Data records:

-=-=-

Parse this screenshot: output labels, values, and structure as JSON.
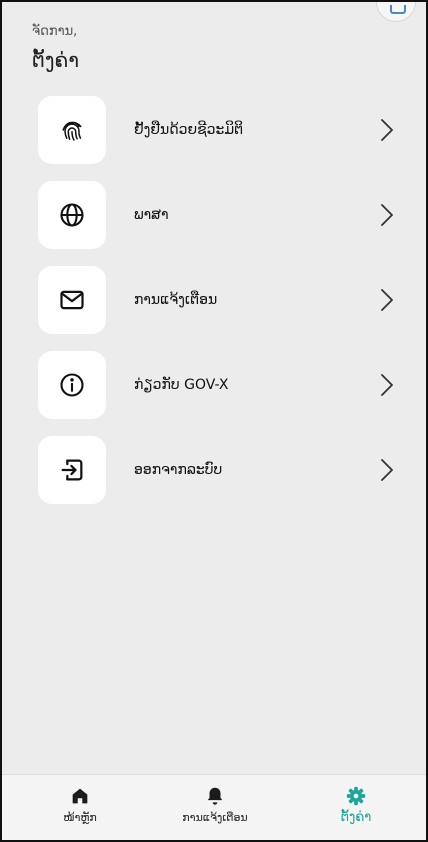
{
  "header": {
    "subtitle": "ຈັດການ,",
    "title": "ຕັ້ງຄ່າ"
  },
  "menu": {
    "items": [
      {
        "label": "ຢັ້ງຢືນດ້ວຍຊີວະມິຕິ",
        "icon": "fingerprint-icon"
      },
      {
        "label": "ພາສາ",
        "icon": "globe-icon"
      },
      {
        "label": "ການແຈ້ງເຕືອນ",
        "icon": "mail-icon"
      },
      {
        "label": "ກ່ຽວກັບ GOV-X",
        "icon": "info-icon"
      },
      {
        "label": "ອອກຈາກລະບົບ",
        "icon": "logout-icon"
      }
    ]
  },
  "bottom_nav": {
    "items": [
      {
        "label": "ໜ້າຫຼັກ",
        "icon": "home-icon",
        "active": false
      },
      {
        "label": "ການແຈ້ງເຕືອນ",
        "icon": "bell-icon",
        "active": false
      },
      {
        "label": "ຕັ້ງຄ່າ",
        "icon": "gear-icon",
        "active": true
      }
    ]
  },
  "colors": {
    "accent": "#1aa79a",
    "background": "#ececec",
    "card": "#ffffff"
  }
}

-=-=-

The problem:
Scan the data for the word "icon" and copy every line where it shows up.

Response to the exercise:
        "icon": "fingerprint-icon"
        "icon": "globe-icon"
        "icon": "mail-icon"
        "icon": "info-icon"
        "icon": "logout-icon"
        "icon": "home-icon",
        "icon": "bell-icon",
        "icon": "gear-icon",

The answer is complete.